DATASET EXCERPTS —
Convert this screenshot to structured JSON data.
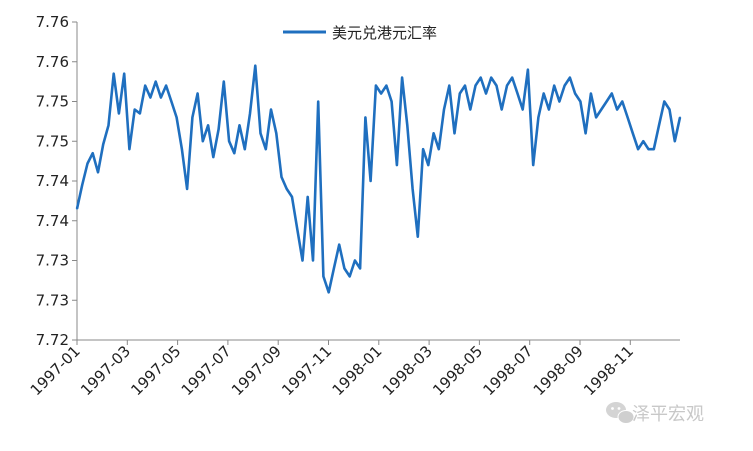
{
  "chart_data": {
    "type": "line",
    "title": "",
    "xlabel": "",
    "ylabel": "",
    "legend_position": "top-center",
    "grid": false,
    "y_tick_labels": [
      "7.76",
      "7.76",
      "7.75",
      "7.75",
      "7.74",
      "7.74",
      "7.73",
      "7.73",
      "7.72"
    ],
    "y_axis_value_range": [
      7.72,
      7.76
    ],
    "x_tick_labels": [
      "1997-01",
      "1997-03",
      "1997-05",
      "1997-07",
      "1997-09",
      "1997-11",
      "1998-01",
      "1998-03",
      "1998-05",
      "1998-07",
      "1998-09",
      "1998-11"
    ],
    "series": [
      {
        "name": "美元兑港元汇率",
        "color": "#1f6fbf",
        "x": [
          "1997-01",
          "1997-01",
          "1997-01",
          "1997-02",
          "1997-02",
          "1997-02",
          "1997-02",
          "1997-02",
          "1997-02",
          "1997-03",
          "1997-03",
          "1997-03",
          "1997-03",
          "1997-03",
          "1997-04",
          "1997-04",
          "1997-04",
          "1997-04",
          "1997-05",
          "1997-05",
          "1997-05",
          "1997-05",
          "1997-05",
          "1997-06",
          "1997-06",
          "1997-06",
          "1997-06",
          "1997-07",
          "1997-07",
          "1997-07",
          "1997-07",
          "1997-07",
          "1997-08",
          "1997-08",
          "1997-08",
          "1997-08",
          "1997-08",
          "1997-09",
          "1997-09",
          "1997-09",
          "1997-09",
          "1997-10",
          "1997-10",
          "1997-10",
          "1997-10",
          "1997-10",
          "1997-10",
          "1997-10",
          "1997-10",
          "1997-11",
          "1997-11",
          "1997-11",
          "1997-11",
          "1997-11",
          "1997-12",
          "1997-12",
          "1997-12",
          "1997-12",
          "1998-01",
          "1998-01",
          "1998-01",
          "1998-01",
          "1998-01",
          "1998-02",
          "1998-02",
          "1998-02",
          "1998-02",
          "1998-02",
          "1998-03",
          "1998-03",
          "1998-03",
          "1998-03",
          "1998-03",
          "1998-04",
          "1998-04",
          "1998-04",
          "1998-04",
          "1998-05",
          "1998-05",
          "1998-05",
          "1998-05",
          "1998-06",
          "1998-06",
          "1998-06",
          "1998-06",
          "1998-06",
          "1998-06",
          "1998-07",
          "1998-07",
          "1998-07",
          "1998-07",
          "1998-08",
          "1998-08",
          "1998-08",
          "1998-08",
          "1998-08",
          "1998-09",
          "1998-09",
          "1998-09",
          "1998-09",
          "1998-09",
          "1998-10",
          "1998-10",
          "1998-10",
          "1998-10",
          "1998-11",
          "1998-11",
          "1998-11",
          "1998-11",
          "1998-11",
          "1998-12",
          "1998-12",
          "1998-12",
          "1998-12",
          "1998-12",
          "1998-12"
        ],
        "values": [
          7.7365,
          7.7395,
          7.7422,
          7.7435,
          7.7411,
          7.7446,
          7.747,
          7.7535,
          7.7485,
          7.7535,
          7.744,
          7.749,
          7.7485,
          7.752,
          7.7505,
          7.7525,
          7.7505,
          7.752,
          7.75,
          7.748,
          7.744,
          7.739,
          7.748,
          7.751,
          7.745,
          7.747,
          7.743,
          7.7465,
          7.7525,
          7.745,
          7.7435,
          7.747,
          7.744,
          7.7485,
          7.7545,
          7.746,
          7.744,
          7.749,
          7.746,
          7.7405,
          7.739,
          7.738,
          7.734,
          7.73,
          7.738,
          7.73,
          7.75,
          7.728,
          7.726,
          7.729,
          7.732,
          7.729,
          7.728,
          7.73,
          7.729,
          7.748,
          7.74,
          7.752,
          7.751,
          7.752,
          7.75,
          7.742,
          7.753,
          7.747,
          7.739,
          7.733,
          7.744,
          7.742,
          7.746,
          7.744,
          7.749,
          7.752,
          7.746,
          7.751,
          7.752,
          7.749,
          7.752,
          7.753,
          7.751,
          7.753,
          7.752,
          7.749,
          7.752,
          7.753,
          7.751,
          7.749,
          7.754,
          7.742,
          7.748,
          7.751,
          7.749,
          7.752,
          7.75,
          7.752,
          7.753,
          7.751,
          7.75,
          7.746,
          7.751,
          7.748,
          7.749,
          7.75,
          7.751,
          7.749,
          7.75,
          7.748,
          7.746,
          7.744,
          7.745,
          7.744,
          7.744,
          7.747,
          7.75,
          7.749,
          7.745,
          7.748
        ]
      }
    ]
  },
  "watermark": {
    "text": "泽平宏观",
    "icon": "wechat-icon"
  }
}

PROBLEM STATEMENT — Quote the entries in full. Any image among them is to be omitted from the copy.

SOLVED EXERCISE —
Convert this screenshot to structured JSON data.
{
  "chart_data": {
    "type": "line",
    "title": "",
    "xlabel": "",
    "ylabel": "",
    "legend_position": "top-center",
    "grid": false,
    "y_tick_labels": [
      "7.76",
      "7.76",
      "7.75",
      "7.75",
      "7.74",
      "7.74",
      "7.73",
      "7.73",
      "7.72"
    ],
    "y_axis_value_range": [
      7.72,
      7.76
    ],
    "x_tick_labels": [
      "1997-01",
      "1997-03",
      "1997-05",
      "1997-07",
      "1997-09",
      "1997-11",
      "1998-01",
      "1998-03",
      "1998-05",
      "1998-07",
      "1998-09",
      "1998-11"
    ],
    "series": [
      {
        "name": "美元兑港元汇率",
        "color": "#1f6fbf",
        "x": [
          "1997-01",
          "1997-01",
          "1997-01",
          "1997-02",
          "1997-02",
          "1997-02",
          "1997-02",
          "1997-02",
          "1997-02",
          "1997-03",
          "1997-03",
          "1997-03",
          "1997-03",
          "1997-03",
          "1997-04",
          "1997-04",
          "1997-04",
          "1997-04",
          "1997-05",
          "1997-05",
          "1997-05",
          "1997-05",
          "1997-05",
          "1997-06",
          "1997-06",
          "1997-06",
          "1997-06",
          "1997-07",
          "1997-07",
          "1997-07",
          "1997-07",
          "1997-07",
          "1997-08",
          "1997-08",
          "1997-08",
          "1997-08",
          "1997-08",
          "1997-09",
          "1997-09",
          "1997-09",
          "1997-09",
          "1997-10",
          "1997-10",
          "1997-10",
          "1997-10",
          "1997-10",
          "1997-10",
          "1997-10",
          "1997-10",
          "1997-11",
          "1997-11",
          "1997-11",
          "1997-11",
          "1997-11",
          "1997-12",
          "1997-12",
          "1997-12",
          "1997-12",
          "1998-01",
          "1998-01",
          "1998-01",
          "1998-01",
          "1998-01",
          "1998-02",
          "1998-02",
          "1998-02",
          "1998-02",
          "1998-02",
          "1998-03",
          "1998-03",
          "1998-03",
          "1998-03",
          "1998-03",
          "1998-04",
          "1998-04",
          "1998-04",
          "1998-04",
          "1998-05",
          "1998-05",
          "1998-05",
          "1998-05",
          "1998-06",
          "1998-06",
          "1998-06",
          "1998-06",
          "1998-06",
          "1998-06",
          "1998-07",
          "1998-07",
          "1998-07",
          "1998-07",
          "1998-08",
          "1998-08",
          "1998-08",
          "1998-08",
          "1998-08",
          "1998-09",
          "1998-09",
          "1998-09",
          "1998-09",
          "1998-09",
          "1998-10",
          "1998-10",
          "1998-10",
          "1998-10",
          "1998-11",
          "1998-11",
          "1998-11",
          "1998-11",
          "1998-11",
          "1998-12",
          "1998-12",
          "1998-12",
          "1998-12",
          "1998-12",
          "1998-12"
        ],
        "values": [
          7.7365,
          7.7395,
          7.7422,
          7.7435,
          7.7411,
          7.7446,
          7.747,
          7.7535,
          7.7485,
          7.7535,
          7.744,
          7.749,
          7.7485,
          7.752,
          7.7505,
          7.7525,
          7.7505,
          7.752,
          7.75,
          7.748,
          7.744,
          7.739,
          7.748,
          7.751,
          7.745,
          7.747,
          7.743,
          7.7465,
          7.7525,
          7.745,
          7.7435,
          7.747,
          7.744,
          7.7485,
          7.7545,
          7.746,
          7.744,
          7.749,
          7.746,
          7.7405,
          7.739,
          7.738,
          7.734,
          7.73,
          7.738,
          7.73,
          7.75,
          7.728,
          7.726,
          7.729,
          7.732,
          7.729,
          7.728,
          7.73,
          7.729,
          7.748,
          7.74,
          7.752,
          7.751,
          7.752,
          7.75,
          7.742,
          7.753,
          7.747,
          7.739,
          7.733,
          7.744,
          7.742,
          7.746,
          7.744,
          7.749,
          7.752,
          7.746,
          7.751,
          7.752,
          7.749,
          7.752,
          7.753,
          7.751,
          7.753,
          7.752,
          7.749,
          7.752,
          7.753,
          7.751,
          7.749,
          7.754,
          7.742,
          7.748,
          7.751,
          7.749,
          7.752,
          7.75,
          7.752,
          7.753,
          7.751,
          7.75,
          7.746,
          7.751,
          7.748,
          7.749,
          7.75,
          7.751,
          7.749,
          7.75,
          7.748,
          7.746,
          7.744,
          7.745,
          7.744,
          7.744,
          7.747,
          7.75,
          7.749,
          7.745,
          7.748
        ]
      }
    ]
  },
  "watermark": {
    "text": "泽平宏观",
    "icon": "wechat-icon"
  }
}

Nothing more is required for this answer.